## [Work instructions]
Reproduce every record below exactly as it appears.
++++ Given data ++++
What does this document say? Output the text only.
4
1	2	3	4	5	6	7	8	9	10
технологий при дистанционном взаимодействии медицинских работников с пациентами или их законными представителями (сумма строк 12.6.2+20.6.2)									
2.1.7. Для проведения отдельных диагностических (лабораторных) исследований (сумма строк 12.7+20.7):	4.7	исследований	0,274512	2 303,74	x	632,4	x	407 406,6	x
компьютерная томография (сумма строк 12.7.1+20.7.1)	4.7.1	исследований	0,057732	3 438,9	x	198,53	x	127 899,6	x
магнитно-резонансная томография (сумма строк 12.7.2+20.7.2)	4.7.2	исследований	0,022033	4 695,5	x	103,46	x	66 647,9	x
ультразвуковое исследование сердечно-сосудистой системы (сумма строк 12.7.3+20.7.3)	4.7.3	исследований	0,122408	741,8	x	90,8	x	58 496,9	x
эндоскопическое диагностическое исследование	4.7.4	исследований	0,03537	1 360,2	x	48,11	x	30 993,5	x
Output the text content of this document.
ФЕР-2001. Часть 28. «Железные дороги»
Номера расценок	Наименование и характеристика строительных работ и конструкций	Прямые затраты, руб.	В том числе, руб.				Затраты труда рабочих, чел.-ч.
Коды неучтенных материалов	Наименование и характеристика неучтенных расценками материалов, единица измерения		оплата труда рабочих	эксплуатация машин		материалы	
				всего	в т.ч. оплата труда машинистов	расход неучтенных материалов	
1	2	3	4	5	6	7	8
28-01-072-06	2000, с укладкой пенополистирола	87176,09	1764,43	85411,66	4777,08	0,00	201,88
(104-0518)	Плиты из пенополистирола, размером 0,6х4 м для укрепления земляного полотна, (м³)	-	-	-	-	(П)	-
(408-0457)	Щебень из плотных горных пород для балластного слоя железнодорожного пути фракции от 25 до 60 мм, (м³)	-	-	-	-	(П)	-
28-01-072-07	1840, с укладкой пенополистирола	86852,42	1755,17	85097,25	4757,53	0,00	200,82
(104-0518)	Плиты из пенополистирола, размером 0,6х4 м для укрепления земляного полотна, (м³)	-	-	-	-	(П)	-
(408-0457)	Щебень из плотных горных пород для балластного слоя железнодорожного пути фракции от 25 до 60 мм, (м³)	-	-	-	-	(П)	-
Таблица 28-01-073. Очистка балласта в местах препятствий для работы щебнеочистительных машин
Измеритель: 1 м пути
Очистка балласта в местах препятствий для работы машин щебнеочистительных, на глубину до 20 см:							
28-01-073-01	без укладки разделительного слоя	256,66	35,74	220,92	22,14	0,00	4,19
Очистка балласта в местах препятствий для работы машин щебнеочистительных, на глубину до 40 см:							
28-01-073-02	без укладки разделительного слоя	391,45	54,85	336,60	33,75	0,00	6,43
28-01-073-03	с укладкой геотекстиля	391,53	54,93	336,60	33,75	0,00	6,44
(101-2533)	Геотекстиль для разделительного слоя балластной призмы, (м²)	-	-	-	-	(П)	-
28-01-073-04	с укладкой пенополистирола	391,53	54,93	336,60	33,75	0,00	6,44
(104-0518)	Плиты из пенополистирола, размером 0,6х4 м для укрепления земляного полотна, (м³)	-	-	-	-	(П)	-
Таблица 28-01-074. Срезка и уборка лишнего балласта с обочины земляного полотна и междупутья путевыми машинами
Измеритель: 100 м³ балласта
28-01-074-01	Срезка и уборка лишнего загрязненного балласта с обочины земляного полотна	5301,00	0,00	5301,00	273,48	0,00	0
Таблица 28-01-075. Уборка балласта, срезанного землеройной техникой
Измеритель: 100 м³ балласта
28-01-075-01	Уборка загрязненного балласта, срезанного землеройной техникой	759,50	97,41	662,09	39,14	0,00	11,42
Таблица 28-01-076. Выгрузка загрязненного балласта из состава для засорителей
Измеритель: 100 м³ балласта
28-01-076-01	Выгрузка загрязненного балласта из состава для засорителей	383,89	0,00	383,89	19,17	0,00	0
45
++++
## [Task output]
What does this document say? Output the text only.
4
1	2	3	4	5	6	7	8	9	10
технологий при дистанционном взаимодействии медицинских работников с пациентами или их законными представителями (сумма строк 12.6.2+20.6.2)									
2.1.7. Для проведения отдельных диагностических (лабораторных) исследований (сумма строк 12.7+20.7):	4.7	исследований	0,274512	2 303,74	x	632,4	x	407 406,6	x
компьютерная томография (сумма строк 12.7.1+20.7.1)	4.7.1	исследований	0,057732	3 438,9	x	198,53	x	127 899,6	x
магнитно-резонансная томография (сумма строк 12.7.2+20.7.2)	4.7.2	исследований	0,022033	4 695,5	x	103,46	x	66 647,9	x
ультразвуковое исследование сердечно-сосудистой системы (сумма строк 12.7.3+20.7.3)	4.7.3	исследований	0,122408	741,8	x	90,8	x	58 496,9	x
эндоскопическое диагностическое исследование	4.7.4	исследований	0,03537	1 360,2	x	48,11	x	30 993,5	x
Output the text content of this document.
ФЕР-2001. Часть 28. «Железные дороги»
Номера расценок	Наименование и характеристика строительных работ и конструкций	Прямые затраты, руб.	В том числе, руб.				Затраты труда рабочих, чел.-ч.
Коды неучтенных материалов	Наименование и характеристика неучтенных расценками материалов, единица измерения		оплата труда рабочих	эксплуатация машин		материалы	
				всего	в т.ч. оплата труда машинистов	расход неучтенных материалов	
1	2	3	4	5	6	7	8
28-01-072-06	2000, с укладкой пенополистирола	87176,09	1764,43	85411,66	4777,08	0,00	201,88
(104-0518)	Плиты из пенополистирола, размером 0,6х4 м для укрепления земляного полотна, (м³)	-	-	-	-	(П)	-
(408-0457)	Щебень из плотных горных пород для балластного слоя железнодорожного пути фракции от 25 до 60 мм, (м³)	-	-	-	-	(П)	-
28-01-072-07	1840, с укладкой пенополистирола	86852,42	1755,17	85097,25	4757,53	0,00	200,82
(104-0518)	Плиты из пенополистирола, размером 0,6х4 м для укрепления земляного полотна, (м³)	-	-	-	-	(П)	-
(408-0457)	Щебень из плотных горных пород для балластного слоя железнодорожного пути фракции от 25 до 60 мм, (м³)	-	-	-	-	(П)	-
Таблица 28-01-073. Очистка балласта в местах препятствий для работы щебнеочистительных машин
Измеритель: 1 м пути
Очистка балласта в местах препятствий для работы машин щебнеочистительных, на глубину до 20 см:							
28-01-073-01	без укладки разделительного слоя	256,66	35,74	220,92	22,14	0,00	4,19
Очистка балласта в местах препятствий для работы машин щебнеочистительных, на глубину до 40 см:							
28-01-073-02	без укладки разделительного слоя	391,45	54,85	336,60	33,75	0,00	6,43
28-01-073-03	с укладкой геотекстиля	391,53	54,93	336,60	33,75	0,00	6,44
(101-2533)	Геотекстиль для разделительного слоя балластной призмы, (м²)	-	-	-	-	(П)	-
28-01-073-04	с укладкой пенополистирола	391,53	54,93	336,60	33,75	0,00	6,44
(104-0518)	Плиты из пенополистирола, размером 0,6х4 м для укрепления земляного полотна, (м³)	-	-	-	-	(П)	-
Таблица 28-01-074. Срезка и уборка лишнего балласта с обочины земляного полотна и междупутья путевыми машинами
Измеритель: 100 м³ балласта
28-01-074-01	Срезка и уборка лишнего загрязненного балласта с обочины земляного полотна	5301,00	0,00	5301,00	273,48	0,00	0
Таблица 28-01-075. Уборка балласта, срезанного землеройной техникой
Измеритель: 100 м³ балласта
28-01-075-01	Уборка загрязненного балласта, срезанного землеройной техникой	759,50	97,41	662,09	39,14	0,00	11,42
Таблица 28-01-076. Выгрузка загрязненного балласта из состава для засорителей
Измеритель: 100 м³ балласта
28-01-076-01	Выгрузка загрязненного балласта из состава для засорителей	383,89	0,00	383,89	19,17	0,00	0
45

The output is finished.